## Task to carry out:
Reproduce each record exactly.

## Stored rows:
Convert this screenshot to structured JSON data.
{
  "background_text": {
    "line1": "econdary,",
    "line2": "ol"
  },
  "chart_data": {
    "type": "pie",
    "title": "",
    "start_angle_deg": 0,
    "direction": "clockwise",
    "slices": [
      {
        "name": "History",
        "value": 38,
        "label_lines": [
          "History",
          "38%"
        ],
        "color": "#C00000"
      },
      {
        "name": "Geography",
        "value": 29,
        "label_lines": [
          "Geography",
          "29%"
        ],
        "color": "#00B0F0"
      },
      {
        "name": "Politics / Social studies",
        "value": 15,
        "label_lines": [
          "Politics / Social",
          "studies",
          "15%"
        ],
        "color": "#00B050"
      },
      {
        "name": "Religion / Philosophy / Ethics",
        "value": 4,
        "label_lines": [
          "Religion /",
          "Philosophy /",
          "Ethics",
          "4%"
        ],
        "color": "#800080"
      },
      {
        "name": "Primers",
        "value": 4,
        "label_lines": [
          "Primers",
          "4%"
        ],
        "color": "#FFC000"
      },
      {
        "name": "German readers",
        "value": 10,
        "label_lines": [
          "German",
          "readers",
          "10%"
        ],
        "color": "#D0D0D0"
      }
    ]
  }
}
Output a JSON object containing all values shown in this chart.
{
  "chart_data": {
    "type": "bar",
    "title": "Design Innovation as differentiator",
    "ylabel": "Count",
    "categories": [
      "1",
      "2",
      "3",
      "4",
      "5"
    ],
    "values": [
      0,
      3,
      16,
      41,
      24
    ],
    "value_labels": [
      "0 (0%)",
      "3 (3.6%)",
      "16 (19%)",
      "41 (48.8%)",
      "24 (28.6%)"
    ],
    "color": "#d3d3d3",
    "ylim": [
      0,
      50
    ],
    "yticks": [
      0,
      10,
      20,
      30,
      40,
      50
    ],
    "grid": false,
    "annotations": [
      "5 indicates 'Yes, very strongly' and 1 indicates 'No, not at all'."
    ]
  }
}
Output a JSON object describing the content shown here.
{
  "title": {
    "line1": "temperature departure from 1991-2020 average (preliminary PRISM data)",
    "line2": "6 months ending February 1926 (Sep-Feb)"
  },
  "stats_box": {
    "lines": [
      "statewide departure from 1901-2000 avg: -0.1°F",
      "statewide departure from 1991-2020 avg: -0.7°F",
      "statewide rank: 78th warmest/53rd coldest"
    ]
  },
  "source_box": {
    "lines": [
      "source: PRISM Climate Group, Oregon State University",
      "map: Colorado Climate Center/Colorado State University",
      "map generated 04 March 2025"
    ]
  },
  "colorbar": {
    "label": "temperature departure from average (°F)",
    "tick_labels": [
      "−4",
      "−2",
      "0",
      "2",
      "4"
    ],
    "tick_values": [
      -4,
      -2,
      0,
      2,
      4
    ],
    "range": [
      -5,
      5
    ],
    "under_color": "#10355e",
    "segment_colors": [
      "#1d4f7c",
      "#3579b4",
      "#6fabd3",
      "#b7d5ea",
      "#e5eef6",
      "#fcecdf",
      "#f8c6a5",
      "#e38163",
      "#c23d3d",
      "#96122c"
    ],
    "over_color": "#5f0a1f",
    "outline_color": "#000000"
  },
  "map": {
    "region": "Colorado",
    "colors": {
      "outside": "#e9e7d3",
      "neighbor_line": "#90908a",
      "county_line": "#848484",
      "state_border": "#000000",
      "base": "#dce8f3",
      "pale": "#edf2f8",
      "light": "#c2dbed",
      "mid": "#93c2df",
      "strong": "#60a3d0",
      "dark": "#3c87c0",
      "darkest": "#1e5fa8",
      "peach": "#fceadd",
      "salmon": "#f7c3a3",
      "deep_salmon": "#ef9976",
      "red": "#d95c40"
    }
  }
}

## Complete response:
Convert this screenshot to structured JSON data.
{
  "background_text": {
    "line1": "econdary,",
    "line2": "ol"
  },
  "chart_data": {
    "type": "pie",
    "title": "",
    "start_angle_deg": 0,
    "direction": "clockwise",
    "slices": [
      {
        "name": "History",
        "value": 38,
        "label_lines": [
          "History",
          "38%"
        ],
        "color": "#C00000"
      },
      {
        "name": "Geography",
        "value": 29,
        "label_lines": [
          "Geography",
          "29%"
        ],
        "color": "#00B0F0"
      },
      {
        "name": "Politics / Social studies",
        "value": 15,
        "label_lines": [
          "Politics / Social",
          "studies",
          "15%"
        ],
        "color": "#00B050"
      },
      {
        "name": "Religion / Philosophy / Ethics",
        "value": 4,
        "label_lines": [
          "Religion /",
          "Philosophy /",
          "Ethics",
          "4%"
        ],
        "color": "#800080"
      },
      {
        "name": "Primers",
        "value": 4,
        "label_lines": [
          "Primers",
          "4%"
        ],
        "color": "#FFC000"
      },
      {
        "name": "German readers",
        "value": 10,
        "label_lines": [
          "German",
          "readers",
          "10%"
        ],
        "color": "#D0D0D0"
      }
    ]
  }
}
Output a JSON object containing all values shown in this chart.
{
  "chart_data": {
    "type": "bar",
    "title": "Design Innovation as differentiator",
    "ylabel": "Count",
    "categories": [
      "1",
      "2",
      "3",
      "4",
      "5"
    ],
    "values": [
      0,
      3,
      16,
      41,
      24
    ],
    "value_labels": [
      "0 (0%)",
      "3 (3.6%)",
      "16 (19%)",
      "41 (48.8%)",
      "24 (28.6%)"
    ],
    "color": "#d3d3d3",
    "ylim": [
      0,
      50
    ],
    "yticks": [
      0,
      10,
      20,
      30,
      40,
      50
    ],
    "grid": false,
    "annotations": [
      "5 indicates 'Yes, very strongly' and 1 indicates 'No, not at all'."
    ]
  }
}
Output a JSON object describing the content shown here.
{
  "title": {
    "line1": "temperature departure from 1991-2020 average (preliminary PRISM data)",
    "line2": "6 months ending February 1926 (Sep-Feb)"
  },
  "stats_box": {
    "lines": [
      "statewide departure from 1901-2000 avg: -0.1°F",
      "statewide departure from 1991-2020 avg: -0.7°F",
      "statewide rank: 78th warmest/53rd coldest"
    ]
  },
  "source_box": {
    "lines": [
      "source: PRISM Climate Group, Oregon State University",
      "map: Colorado Climate Center/Colorado State University",
      "map generated 04 March 2025"
    ]
  },
  "colorbar": {
    "label": "temperature departure from average (°F)",
    "tick_labels": [
      "−4",
      "−2",
      "0",
      "2",
      "4"
    ],
    "tick_values": [
      -4,
      -2,
      0,
      2,
      4
    ],
    "range": [
      -5,
      5
    ],
    "under_color": "#10355e",
    "segment_colors": [
      "#1d4f7c",
      "#3579b4",
      "#6fabd3",
      "#b7d5ea",
      "#e5eef6",
      "#fcecdf",
      "#f8c6a5",
      "#e38163",
      "#c23d3d",
      "#96122c"
    ],
    "over_color": "#5f0a1f",
    "outline_color": "#000000"
  },
  "map": {
    "region": "Colorado",
    "colors": {
      "outside": "#e9e7d3",
      "neighbor_line": "#90908a",
      "county_line": "#848484",
      "state_border": "#000000",
      "base": "#dce8f3",
      "pale": "#edf2f8",
      "light": "#c2dbed",
      "mid": "#93c2df",
      "strong": "#60a3d0",
      "dark": "#3c87c0",
      "darkest": "#1e5fa8",
      "peach": "#fceadd",
      "salmon": "#f7c3a3",
      "deep_salmon": "#ef9976",
      "red": "#d95c40"
    }
  }
}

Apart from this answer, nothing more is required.